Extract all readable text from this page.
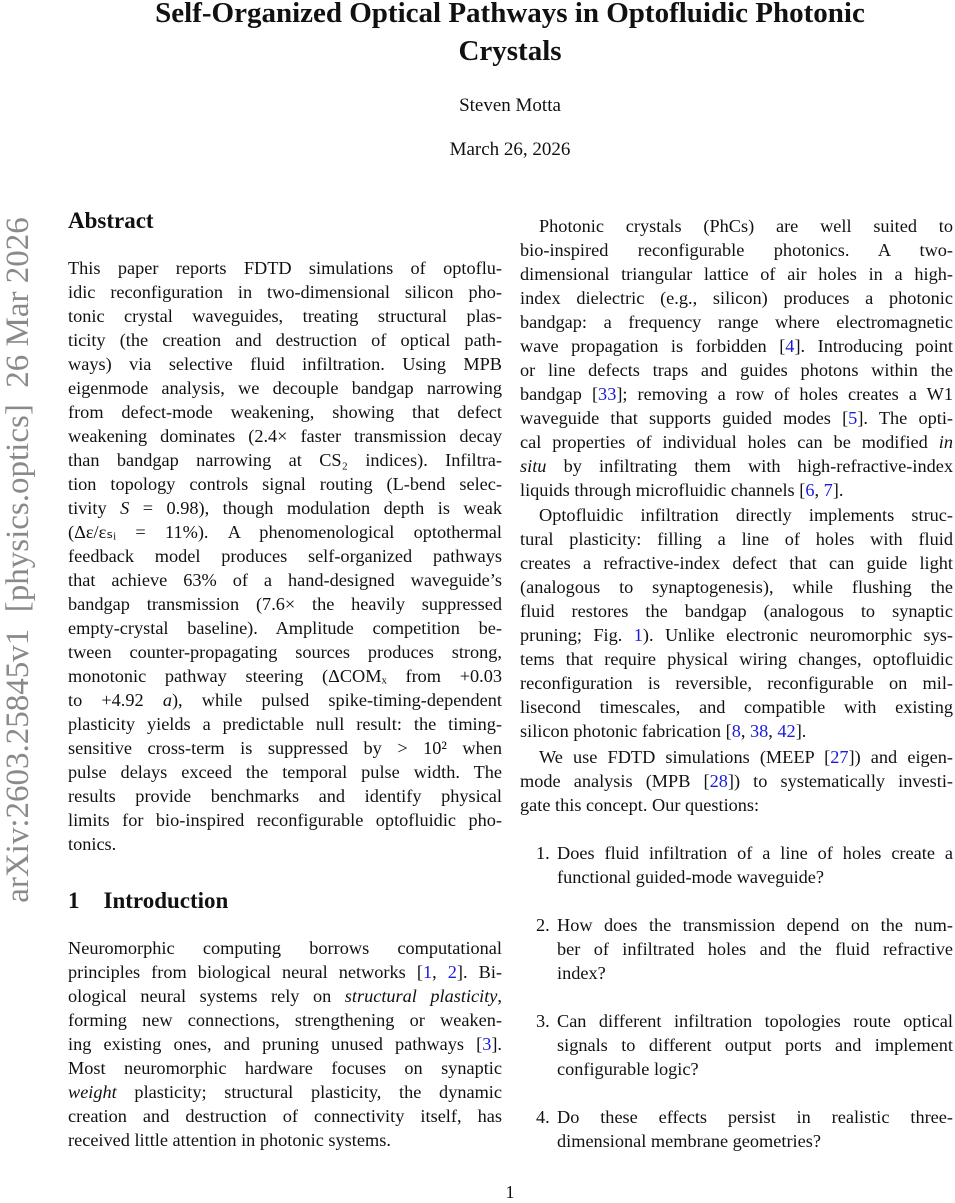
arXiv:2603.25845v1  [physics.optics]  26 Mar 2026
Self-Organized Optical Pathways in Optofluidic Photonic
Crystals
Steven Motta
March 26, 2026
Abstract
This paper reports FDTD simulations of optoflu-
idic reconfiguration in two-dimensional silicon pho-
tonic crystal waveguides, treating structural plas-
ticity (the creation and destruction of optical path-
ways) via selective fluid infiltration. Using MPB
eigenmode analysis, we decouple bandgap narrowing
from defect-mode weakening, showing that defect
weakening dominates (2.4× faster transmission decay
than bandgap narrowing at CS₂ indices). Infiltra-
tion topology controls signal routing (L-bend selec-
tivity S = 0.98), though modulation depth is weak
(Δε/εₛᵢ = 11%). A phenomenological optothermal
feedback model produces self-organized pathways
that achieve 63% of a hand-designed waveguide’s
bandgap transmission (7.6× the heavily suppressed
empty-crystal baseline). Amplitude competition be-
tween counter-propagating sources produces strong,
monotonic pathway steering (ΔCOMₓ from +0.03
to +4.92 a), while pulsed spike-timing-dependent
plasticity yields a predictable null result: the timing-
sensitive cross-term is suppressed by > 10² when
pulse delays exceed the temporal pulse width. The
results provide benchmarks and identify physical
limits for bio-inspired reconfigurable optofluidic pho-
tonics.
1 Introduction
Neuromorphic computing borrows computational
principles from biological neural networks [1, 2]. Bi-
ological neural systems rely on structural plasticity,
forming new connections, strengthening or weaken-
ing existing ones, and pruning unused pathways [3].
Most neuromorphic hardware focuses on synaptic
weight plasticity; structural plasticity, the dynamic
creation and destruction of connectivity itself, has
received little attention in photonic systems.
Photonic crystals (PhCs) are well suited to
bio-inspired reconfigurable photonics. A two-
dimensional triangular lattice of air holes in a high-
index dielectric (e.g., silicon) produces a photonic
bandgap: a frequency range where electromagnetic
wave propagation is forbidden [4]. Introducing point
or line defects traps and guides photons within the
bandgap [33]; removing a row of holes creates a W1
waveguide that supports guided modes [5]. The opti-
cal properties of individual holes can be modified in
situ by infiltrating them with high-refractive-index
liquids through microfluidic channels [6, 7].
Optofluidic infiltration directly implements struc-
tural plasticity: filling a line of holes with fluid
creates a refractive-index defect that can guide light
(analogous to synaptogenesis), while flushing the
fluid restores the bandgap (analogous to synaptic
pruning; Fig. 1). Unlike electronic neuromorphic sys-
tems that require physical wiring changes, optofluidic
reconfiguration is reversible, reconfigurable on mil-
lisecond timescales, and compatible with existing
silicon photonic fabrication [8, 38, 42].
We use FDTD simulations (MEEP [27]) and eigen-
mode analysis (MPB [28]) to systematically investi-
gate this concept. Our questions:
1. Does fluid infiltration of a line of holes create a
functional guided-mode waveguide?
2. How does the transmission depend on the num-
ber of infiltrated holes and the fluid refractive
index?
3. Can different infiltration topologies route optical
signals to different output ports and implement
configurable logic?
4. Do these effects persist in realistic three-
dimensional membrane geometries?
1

==

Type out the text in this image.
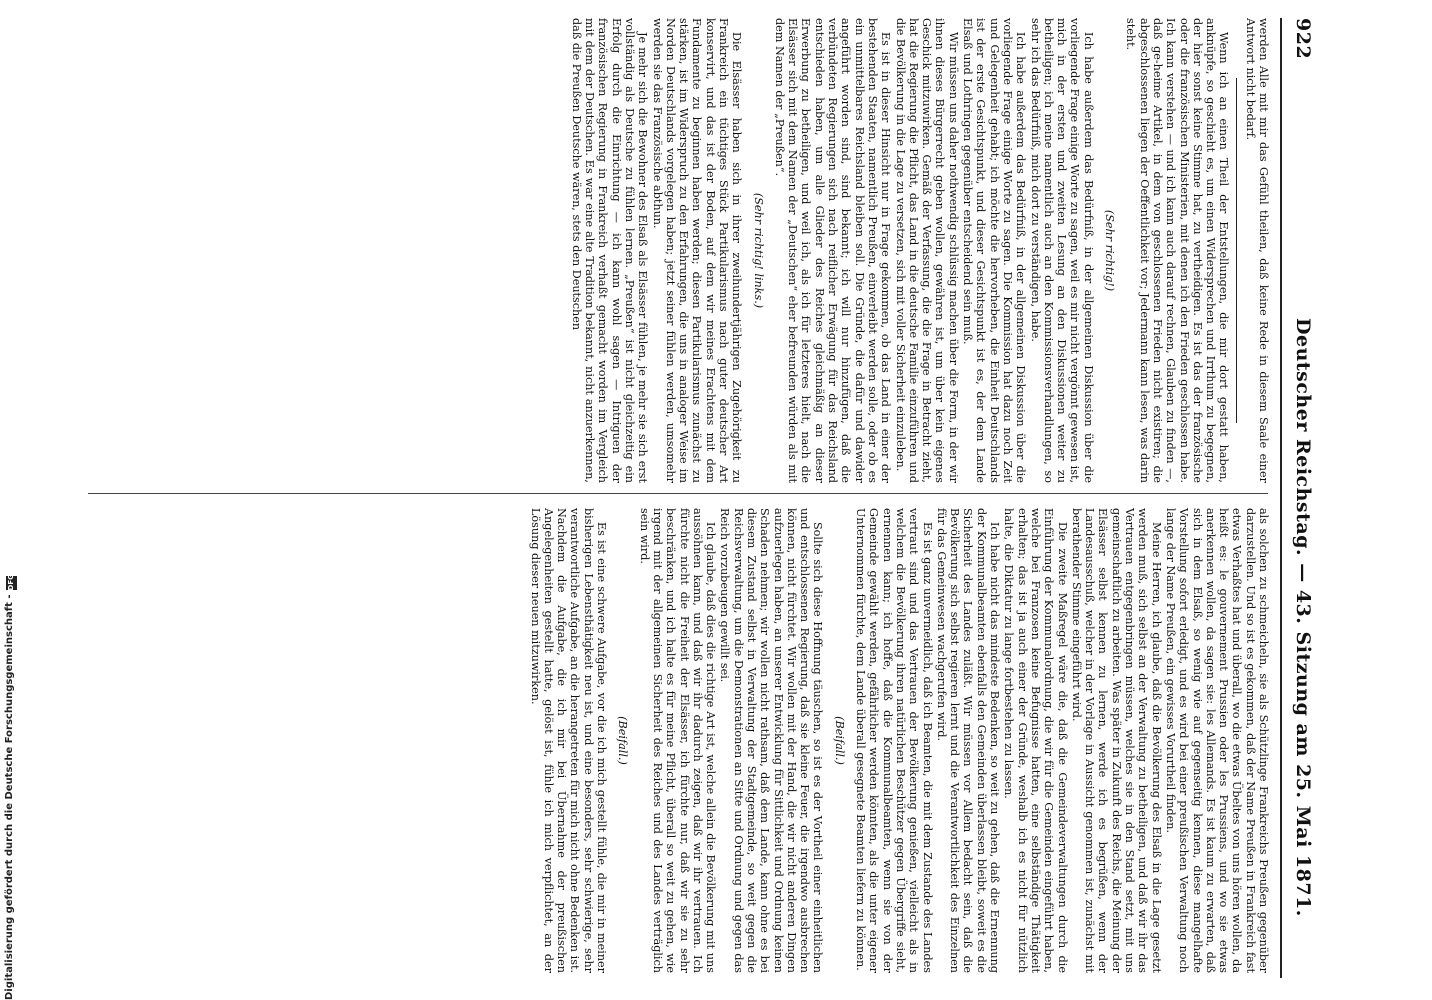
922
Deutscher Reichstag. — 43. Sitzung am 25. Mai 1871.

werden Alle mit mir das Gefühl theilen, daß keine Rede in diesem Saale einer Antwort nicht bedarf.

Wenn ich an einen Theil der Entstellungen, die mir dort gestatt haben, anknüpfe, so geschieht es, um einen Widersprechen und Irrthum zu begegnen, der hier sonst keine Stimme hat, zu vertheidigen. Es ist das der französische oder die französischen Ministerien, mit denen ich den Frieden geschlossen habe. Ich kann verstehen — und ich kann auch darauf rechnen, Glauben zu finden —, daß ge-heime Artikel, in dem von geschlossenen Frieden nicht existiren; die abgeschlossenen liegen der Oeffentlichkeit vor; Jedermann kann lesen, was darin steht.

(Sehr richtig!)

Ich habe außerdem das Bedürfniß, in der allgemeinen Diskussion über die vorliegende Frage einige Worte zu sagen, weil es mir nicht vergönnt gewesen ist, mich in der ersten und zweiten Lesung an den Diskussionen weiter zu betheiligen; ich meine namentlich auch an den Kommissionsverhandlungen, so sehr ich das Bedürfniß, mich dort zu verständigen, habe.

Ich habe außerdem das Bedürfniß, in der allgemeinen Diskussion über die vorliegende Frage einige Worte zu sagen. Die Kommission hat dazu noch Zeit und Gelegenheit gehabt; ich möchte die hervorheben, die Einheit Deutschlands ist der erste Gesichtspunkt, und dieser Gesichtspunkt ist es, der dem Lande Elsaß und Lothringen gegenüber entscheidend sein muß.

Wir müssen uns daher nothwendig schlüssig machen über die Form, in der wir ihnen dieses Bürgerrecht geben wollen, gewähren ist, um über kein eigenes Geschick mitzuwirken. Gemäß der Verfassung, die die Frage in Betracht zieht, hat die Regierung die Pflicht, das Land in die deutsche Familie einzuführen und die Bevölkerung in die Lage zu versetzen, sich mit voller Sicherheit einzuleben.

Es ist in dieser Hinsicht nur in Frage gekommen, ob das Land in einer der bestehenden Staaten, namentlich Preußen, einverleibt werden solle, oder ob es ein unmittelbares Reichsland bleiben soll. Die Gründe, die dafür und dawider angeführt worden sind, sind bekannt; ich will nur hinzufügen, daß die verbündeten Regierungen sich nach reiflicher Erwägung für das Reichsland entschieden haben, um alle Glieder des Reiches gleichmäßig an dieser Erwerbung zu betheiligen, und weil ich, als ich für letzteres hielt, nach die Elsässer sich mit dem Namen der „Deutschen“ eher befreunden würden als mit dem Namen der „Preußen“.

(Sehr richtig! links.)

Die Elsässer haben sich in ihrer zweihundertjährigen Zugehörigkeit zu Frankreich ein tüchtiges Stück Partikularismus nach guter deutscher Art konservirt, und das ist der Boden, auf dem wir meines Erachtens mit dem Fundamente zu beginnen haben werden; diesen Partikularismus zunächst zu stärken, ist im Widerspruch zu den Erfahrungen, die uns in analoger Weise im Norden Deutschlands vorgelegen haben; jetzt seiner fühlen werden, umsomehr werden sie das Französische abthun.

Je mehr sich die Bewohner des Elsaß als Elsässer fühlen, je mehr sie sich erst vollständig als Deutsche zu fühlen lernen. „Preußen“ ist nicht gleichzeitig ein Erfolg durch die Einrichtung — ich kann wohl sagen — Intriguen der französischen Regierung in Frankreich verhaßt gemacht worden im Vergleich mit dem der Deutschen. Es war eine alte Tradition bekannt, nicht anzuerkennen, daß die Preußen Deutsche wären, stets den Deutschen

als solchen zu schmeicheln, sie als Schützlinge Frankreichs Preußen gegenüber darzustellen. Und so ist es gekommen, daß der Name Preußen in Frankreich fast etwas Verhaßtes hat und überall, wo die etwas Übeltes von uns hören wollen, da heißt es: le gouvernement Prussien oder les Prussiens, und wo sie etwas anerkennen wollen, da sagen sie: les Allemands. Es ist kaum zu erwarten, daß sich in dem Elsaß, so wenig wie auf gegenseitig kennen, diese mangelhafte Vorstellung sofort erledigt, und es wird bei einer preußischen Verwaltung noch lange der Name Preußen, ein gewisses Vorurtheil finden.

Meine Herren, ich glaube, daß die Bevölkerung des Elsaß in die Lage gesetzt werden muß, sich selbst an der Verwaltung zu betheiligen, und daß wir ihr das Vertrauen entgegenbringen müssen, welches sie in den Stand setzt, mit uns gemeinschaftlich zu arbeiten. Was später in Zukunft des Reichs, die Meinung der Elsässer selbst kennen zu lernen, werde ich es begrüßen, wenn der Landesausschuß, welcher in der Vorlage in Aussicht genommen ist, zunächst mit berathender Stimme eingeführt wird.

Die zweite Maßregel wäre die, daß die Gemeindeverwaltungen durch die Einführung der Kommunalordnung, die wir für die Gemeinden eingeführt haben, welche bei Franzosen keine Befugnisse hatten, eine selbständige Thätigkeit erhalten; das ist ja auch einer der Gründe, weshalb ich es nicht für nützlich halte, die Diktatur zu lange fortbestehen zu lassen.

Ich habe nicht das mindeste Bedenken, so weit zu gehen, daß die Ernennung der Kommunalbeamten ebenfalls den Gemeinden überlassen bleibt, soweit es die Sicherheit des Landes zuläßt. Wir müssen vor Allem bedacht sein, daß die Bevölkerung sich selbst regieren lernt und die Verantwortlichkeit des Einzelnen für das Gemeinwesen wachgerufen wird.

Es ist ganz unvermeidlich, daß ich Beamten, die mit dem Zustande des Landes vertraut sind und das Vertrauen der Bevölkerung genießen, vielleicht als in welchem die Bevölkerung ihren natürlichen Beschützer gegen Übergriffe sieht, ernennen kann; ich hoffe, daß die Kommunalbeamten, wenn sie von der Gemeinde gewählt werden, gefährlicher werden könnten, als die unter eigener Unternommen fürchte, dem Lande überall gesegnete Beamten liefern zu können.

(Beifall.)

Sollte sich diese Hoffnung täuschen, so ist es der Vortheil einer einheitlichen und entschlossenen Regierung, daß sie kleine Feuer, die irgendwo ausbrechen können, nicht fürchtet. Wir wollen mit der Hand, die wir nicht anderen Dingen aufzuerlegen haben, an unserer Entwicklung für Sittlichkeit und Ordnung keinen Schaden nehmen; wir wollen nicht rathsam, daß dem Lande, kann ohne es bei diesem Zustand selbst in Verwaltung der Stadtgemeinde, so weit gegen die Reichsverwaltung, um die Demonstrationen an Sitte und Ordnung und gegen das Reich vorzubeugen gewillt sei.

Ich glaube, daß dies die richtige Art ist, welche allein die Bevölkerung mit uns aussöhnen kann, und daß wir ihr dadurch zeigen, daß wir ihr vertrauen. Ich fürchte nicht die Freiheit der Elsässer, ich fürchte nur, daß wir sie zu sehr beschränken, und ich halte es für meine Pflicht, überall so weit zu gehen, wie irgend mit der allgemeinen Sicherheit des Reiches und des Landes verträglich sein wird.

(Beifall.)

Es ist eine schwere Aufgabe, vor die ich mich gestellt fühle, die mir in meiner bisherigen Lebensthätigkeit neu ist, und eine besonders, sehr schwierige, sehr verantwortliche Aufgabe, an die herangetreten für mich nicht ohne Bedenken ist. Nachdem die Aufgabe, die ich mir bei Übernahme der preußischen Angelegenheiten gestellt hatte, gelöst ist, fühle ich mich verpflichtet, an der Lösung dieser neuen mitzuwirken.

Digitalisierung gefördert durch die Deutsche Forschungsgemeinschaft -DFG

- Task brief -
Pull every line containing the word "creation" out of the entries above.

- Result for this task -
ticity (the creation and destruction of optical path-
creation and destruction of connectivity itself, has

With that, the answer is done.